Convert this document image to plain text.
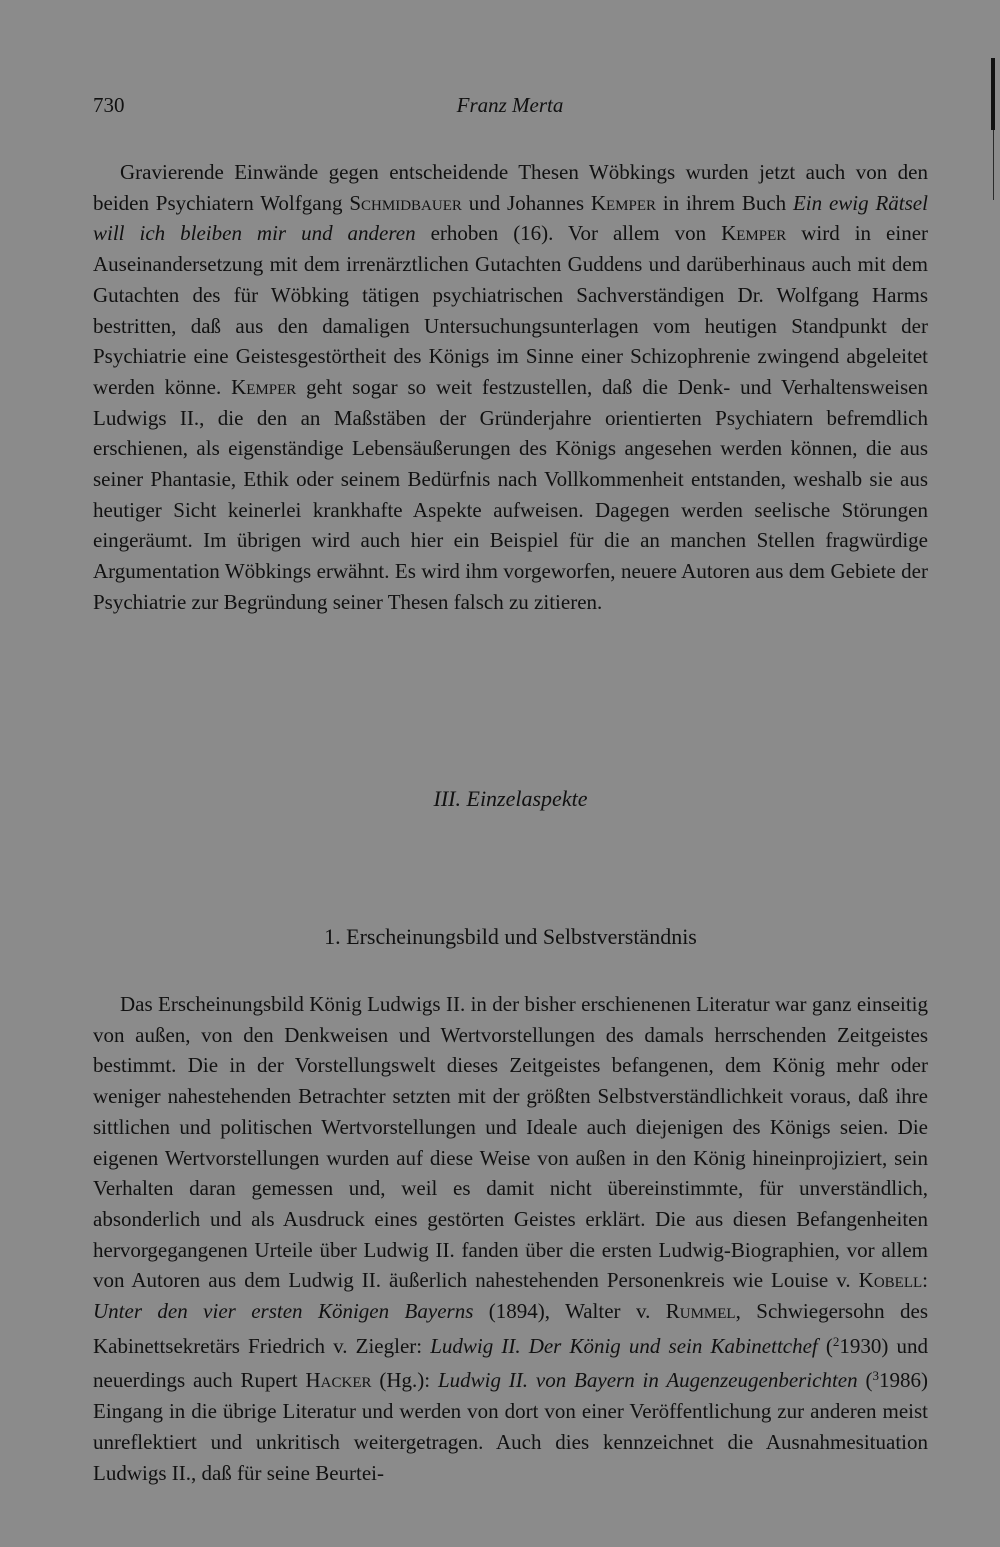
730	Franz Merta

Gravierende Einwände gegen entscheidende Thesen Wöbkings wurden jetzt auch von den beiden Psychiatern Wolfgang Schmidbauer und Johannes Kemper in ihrem Buch Ein ewig Rätsel will ich bleiben mir und anderen erhoben (16). Vor allem von Kemper wird in einer Auseinandersetzung mit dem irrenärztlichen Gutachten Guddens und darüberhinaus auch mit dem Gutachten des für Wöbking tätigen psychiatrischen Sachverständigen Dr. Wolfgang Harms bestritten, daß aus den damaligen Untersuchungsunterlagen vom heutigen Standpunkt der Psychiatrie eine Geistesgestörtheit des Königs im Sinne einer Schizophrenie zwingend abgeleitet werden könne. Kemper geht sogar so weit festzustellen, daß die Denk- und Verhaltensweisen Ludwigs II., die den an Maßstäben der Gründerjahre orientierten Psychiatern befremdlich erschienen, als eigenständige Lebensäußerungen des Königs angesehen werden können, die aus seiner Phantasie, Ethik oder seinem Bedürfnis nach Vollkommenheit entstanden, weshalb sie aus heutiger Sicht keinerlei krankhafte Aspekte aufweisen. Dagegen werden seelische Störungen eingeräumt. Im übrigen wird auch hier ein Beispiel für die an manchen Stellen fragwürdige Argumentation Wöbkings erwähnt. Es wird ihm vorgeworfen, neuere Autoren aus dem Gebiete der Psychiatrie zur Begründung seiner Thesen falsch zu zitieren.

III. Einzelaspekte
1. Erscheinungsbild und Selbstverständnis

Das Erscheinungsbild König Ludwigs II. in der bisher erschienenen Literatur war ganz einseitig von außen, von den Denkweisen und Wertvorstellungen des damals herrschenden Zeitgeistes bestimmt. Die in der Vorstellungswelt dieses Zeitgeistes befangenen, dem König mehr oder weniger nahestehenden Betrachter setzten mit der größten Selbstverständlichkeit voraus, daß ihre sittlichen und politischen Wertvorstellungen und Ideale auch diejenigen des Königs seien. Die eigenen Wertvorstellungen wurden auf diese Weise von außen in den König hineinprojiziert, sein Verhalten daran gemessen und, weil es damit nicht übereinstimmte, für unverständlich, absonderlich und als Ausdruck eines gestörten Geistes erklärt. Die aus diesen Befangenheiten hervorgegangenen Urteile über Ludwig II. fanden über die ersten Ludwig-Biographien, vor allem von Autoren aus dem Ludwig II. äußerlich nahestehenden Personenkreis wie Louise v. Kobell: Unter den vier ersten Königen Bayerns (1894), Walter v. Rummel, Schwiegersohn des Kabinettsekretärs Friedrich v. Ziegler: Ludwig II. Der König und sein Kabinettchef ($^2$1930) und neuerdings auch Rupert Hacker (Hg.): Ludwig II. von Bayern in Augenzeugenberichten ($^3$1986) Eingang in die übrige Literatur und werden von dort von einer Veröffentlichung zur anderen meist unreflektiert und unkritisch weitergetragen. Auch dies kennzeichnet die Ausnahmesituation Ludwigs II., daß für seine Beurtei-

[WORK REQUIRED] Transcribe the material exactly, leaving every picture out.

[REPLY]
Convert this document image to plain text.
730	Franz Merta

Gravierende Einwände gegen entscheidende Thesen Wöbkings wurden jetzt auch von den beiden Psychiatern Wolfgang Schmidbauer und Johannes Kemper in ihrem Buch Ein ewig Rätsel will ich bleiben mir und anderen erhoben (16). Vor allem von Kemper wird in einer Auseinandersetzung mit dem irrenärztlichen Gutachten Guddens und darüberhinaus auch mit dem Gutachten des für Wöbking tätigen psychiatrischen Sachverständigen Dr. Wolfgang Harms bestritten, daß aus den damaligen Untersuchungsunterlagen vom heutigen Standpunkt der Psychiatrie eine Geistesgestörtheit des Königs im Sinne einer Schizophrenie zwingend abgeleitet werden könne. Kemper geht sogar so weit festzustellen, daß die Denk- und Verhaltensweisen Ludwigs II., die den an Maßstäben der Gründerjahre orientierten Psychiatern befremdlich erschienen, als eigenständige Lebensäußerungen des Königs angesehen werden können, die aus seiner Phantasie, Ethik oder seinem Bedürfnis nach Vollkommenheit entstanden, weshalb sie aus heutiger Sicht keinerlei krankhafte Aspekte aufweisen. Dagegen werden seelische Störungen eingeräumt. Im übrigen wird auch hier ein Beispiel für die an manchen Stellen fragwürdige Argumentation Wöbkings erwähnt. Es wird ihm vorgeworfen, neuere Autoren aus dem Gebiete der Psychiatrie zur Begründung seiner Thesen falsch zu zitieren.

III. Einzelaspekte
1. Erscheinungsbild und Selbstverständnis

Das Erscheinungsbild König Ludwigs II. in der bisher erschienenen Literatur war ganz einseitig von außen, von den Denkweisen und Wertvorstellungen des damals herrschenden Zeitgeistes bestimmt. Die in der Vorstellungswelt dieses Zeitgeistes befangenen, dem König mehr oder weniger nahestehenden Betrachter setzten mit der größten Selbstverständlichkeit voraus, daß ihre sittlichen und politischen Wertvorstellungen und Ideale auch diejenigen des Königs seien. Die eigenen Wertvorstellungen wurden auf diese Weise von außen in den König hineinprojiziert, sein Verhalten daran gemessen und, weil es damit nicht übereinstimmte, für unverständlich, absonderlich und als Ausdruck eines gestörten Geistes erklärt. Die aus diesen Befangenheiten hervorgegangenen Urteile über Ludwig II. fanden über die ersten Ludwig-Biographien, vor allem von Autoren aus dem Ludwig II. äußerlich nahestehenden Personenkreis wie Louise v. Kobell: Unter den vier ersten Königen Bayerns (1894), Walter v. Rummel, Schwiegersohn des Kabinettsekretärs Friedrich v. Ziegler: Ludwig II. Der König und sein Kabinettchef ($^2$1930) und neuerdings auch Rupert Hacker (Hg.): Ludwig II. von Bayern in Augenzeugenberichten ($^3$1986) Eingang in die übrige Literatur und werden von dort von einer Veröffentlichung zur anderen meist unreflektiert und unkritisch weitergetragen. Auch dies kennzeichnet die Ausnahmesituation Ludwigs II., daß für seine Beurtei-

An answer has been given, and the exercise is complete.